→ **GIVEN INSTRUCTION**:
Find each line containing the string "biztonsági". Copy it.

(Saved entries)
_ _ _

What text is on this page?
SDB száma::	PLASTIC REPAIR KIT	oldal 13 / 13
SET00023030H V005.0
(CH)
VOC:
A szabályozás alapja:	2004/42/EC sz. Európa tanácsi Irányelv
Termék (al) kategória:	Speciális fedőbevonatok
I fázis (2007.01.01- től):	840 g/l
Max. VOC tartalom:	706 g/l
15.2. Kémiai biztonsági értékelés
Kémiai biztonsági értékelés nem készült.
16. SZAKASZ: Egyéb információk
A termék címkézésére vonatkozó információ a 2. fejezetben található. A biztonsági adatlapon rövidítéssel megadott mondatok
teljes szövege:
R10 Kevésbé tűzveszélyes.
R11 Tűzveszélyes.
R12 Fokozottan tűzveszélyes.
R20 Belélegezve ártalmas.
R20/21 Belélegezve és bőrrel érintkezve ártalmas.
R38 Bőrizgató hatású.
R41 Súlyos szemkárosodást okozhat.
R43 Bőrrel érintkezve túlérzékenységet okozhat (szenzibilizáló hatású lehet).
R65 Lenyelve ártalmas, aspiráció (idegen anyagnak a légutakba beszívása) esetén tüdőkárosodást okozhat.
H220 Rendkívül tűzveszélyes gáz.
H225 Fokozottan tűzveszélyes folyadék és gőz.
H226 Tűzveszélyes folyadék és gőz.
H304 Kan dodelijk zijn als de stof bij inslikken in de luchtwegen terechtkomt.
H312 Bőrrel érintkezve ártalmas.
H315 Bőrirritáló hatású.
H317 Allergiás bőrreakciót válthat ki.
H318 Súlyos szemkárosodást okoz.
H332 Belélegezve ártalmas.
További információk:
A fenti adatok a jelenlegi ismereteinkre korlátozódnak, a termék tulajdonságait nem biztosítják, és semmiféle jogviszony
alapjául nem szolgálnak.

_ _ _

→ **SOLUTION TO THE PROBLEM**:
15.2. Kémiai biztonsági értékelés
Kémiai biztonsági értékelés nem készült.
A termék címkézésére vonatkozó információ a 2. fejezetben található. A biztonsági adatlapon rövidítéssel megadott mondatok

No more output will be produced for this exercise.